[Task goal]: Copy out, verbatim, the stretch of the records from the line containing "drag-handle-icon[interactable] bbox=[371, 163, 389, 173]" through the line containing "shortcut-new-conversation[interactable]: + New", including both of those lines.

[Entries shown]:
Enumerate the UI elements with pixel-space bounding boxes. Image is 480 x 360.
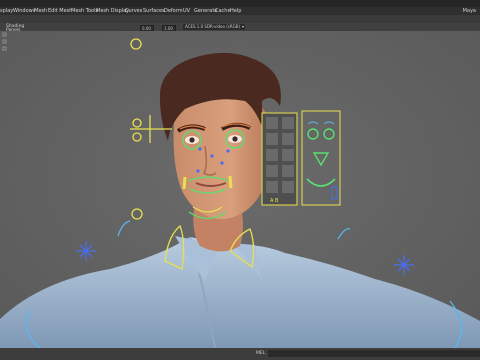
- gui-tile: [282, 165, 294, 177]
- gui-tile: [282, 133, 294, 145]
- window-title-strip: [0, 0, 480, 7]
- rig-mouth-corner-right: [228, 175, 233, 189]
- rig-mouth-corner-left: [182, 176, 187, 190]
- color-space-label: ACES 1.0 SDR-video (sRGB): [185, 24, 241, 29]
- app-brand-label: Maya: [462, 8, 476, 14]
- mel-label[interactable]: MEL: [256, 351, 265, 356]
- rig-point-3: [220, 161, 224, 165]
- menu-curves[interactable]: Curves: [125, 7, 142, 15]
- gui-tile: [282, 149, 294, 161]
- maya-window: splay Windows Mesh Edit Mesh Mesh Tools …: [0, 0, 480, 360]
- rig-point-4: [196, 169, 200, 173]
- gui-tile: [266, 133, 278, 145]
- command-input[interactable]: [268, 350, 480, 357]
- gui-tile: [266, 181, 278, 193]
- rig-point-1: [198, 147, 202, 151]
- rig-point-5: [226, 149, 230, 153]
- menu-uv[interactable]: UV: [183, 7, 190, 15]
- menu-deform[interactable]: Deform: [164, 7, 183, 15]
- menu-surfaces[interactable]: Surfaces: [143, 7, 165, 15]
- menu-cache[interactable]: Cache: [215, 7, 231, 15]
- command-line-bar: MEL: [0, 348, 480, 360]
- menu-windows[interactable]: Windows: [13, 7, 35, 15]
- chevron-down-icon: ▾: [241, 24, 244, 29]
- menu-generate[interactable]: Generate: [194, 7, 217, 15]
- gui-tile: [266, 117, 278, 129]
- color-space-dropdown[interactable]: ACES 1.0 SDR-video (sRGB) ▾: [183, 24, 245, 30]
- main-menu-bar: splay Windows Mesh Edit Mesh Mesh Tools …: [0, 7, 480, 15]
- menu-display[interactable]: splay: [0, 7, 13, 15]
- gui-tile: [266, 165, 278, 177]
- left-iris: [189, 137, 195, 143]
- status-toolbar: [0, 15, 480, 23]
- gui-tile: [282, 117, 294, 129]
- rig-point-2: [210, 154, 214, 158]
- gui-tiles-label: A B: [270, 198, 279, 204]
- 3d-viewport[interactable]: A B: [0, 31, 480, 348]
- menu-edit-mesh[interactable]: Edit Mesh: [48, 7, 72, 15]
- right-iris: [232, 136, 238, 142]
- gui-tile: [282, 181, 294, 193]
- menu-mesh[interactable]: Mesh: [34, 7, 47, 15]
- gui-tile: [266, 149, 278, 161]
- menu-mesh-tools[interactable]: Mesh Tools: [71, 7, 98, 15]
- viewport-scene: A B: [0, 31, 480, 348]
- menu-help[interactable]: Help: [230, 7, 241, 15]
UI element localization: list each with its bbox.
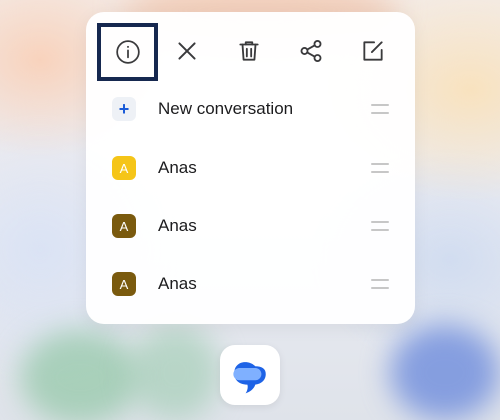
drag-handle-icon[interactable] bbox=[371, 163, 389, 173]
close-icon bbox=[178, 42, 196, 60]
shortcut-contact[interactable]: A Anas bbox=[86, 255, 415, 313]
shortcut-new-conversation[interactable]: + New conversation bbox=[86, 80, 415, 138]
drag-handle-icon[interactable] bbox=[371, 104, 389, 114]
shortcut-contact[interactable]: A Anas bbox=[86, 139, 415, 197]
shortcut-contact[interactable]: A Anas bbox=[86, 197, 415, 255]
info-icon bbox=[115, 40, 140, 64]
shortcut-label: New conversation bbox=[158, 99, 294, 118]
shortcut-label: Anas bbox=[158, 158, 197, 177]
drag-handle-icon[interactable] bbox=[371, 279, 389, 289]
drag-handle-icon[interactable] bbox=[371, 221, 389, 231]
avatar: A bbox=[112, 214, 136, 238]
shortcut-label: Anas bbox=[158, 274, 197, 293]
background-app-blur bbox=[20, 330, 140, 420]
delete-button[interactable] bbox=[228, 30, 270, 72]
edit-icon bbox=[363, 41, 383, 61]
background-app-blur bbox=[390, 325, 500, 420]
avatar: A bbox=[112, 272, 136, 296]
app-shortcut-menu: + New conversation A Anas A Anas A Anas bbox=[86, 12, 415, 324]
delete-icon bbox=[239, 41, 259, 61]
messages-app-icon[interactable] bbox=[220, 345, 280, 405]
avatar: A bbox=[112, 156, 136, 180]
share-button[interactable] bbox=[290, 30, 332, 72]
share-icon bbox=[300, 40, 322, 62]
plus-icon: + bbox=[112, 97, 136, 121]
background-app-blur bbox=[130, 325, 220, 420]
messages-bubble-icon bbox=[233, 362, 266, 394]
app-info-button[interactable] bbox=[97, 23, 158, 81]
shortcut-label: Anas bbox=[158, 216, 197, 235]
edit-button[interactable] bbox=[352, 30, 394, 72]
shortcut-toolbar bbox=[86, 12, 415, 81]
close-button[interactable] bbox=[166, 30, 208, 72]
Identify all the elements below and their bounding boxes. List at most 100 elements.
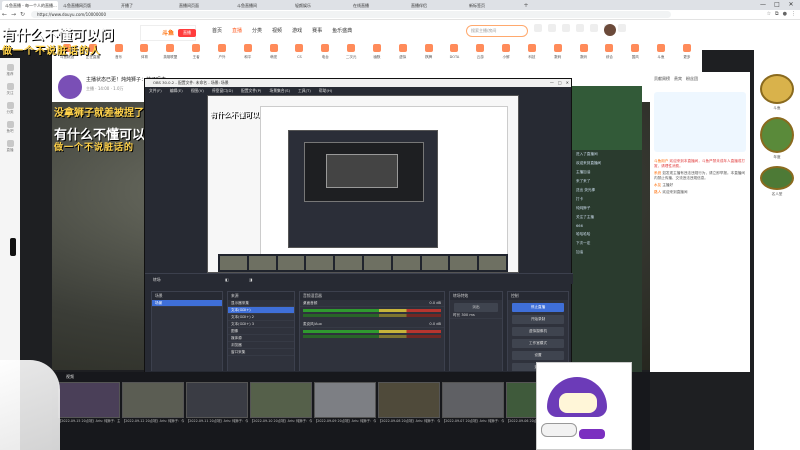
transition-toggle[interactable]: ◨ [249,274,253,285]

[Answer]:
drag-handle-icon[interactable] bbox=[371, 163, 389, 173]
close-icon bbox=[178, 42, 196, 60]
shortcut-contact[interactable]: A Anas bbox=[86, 255, 415, 313]
shortcut-new-conversation[interactable]: + New conversation bbox=[86, 80, 415, 138]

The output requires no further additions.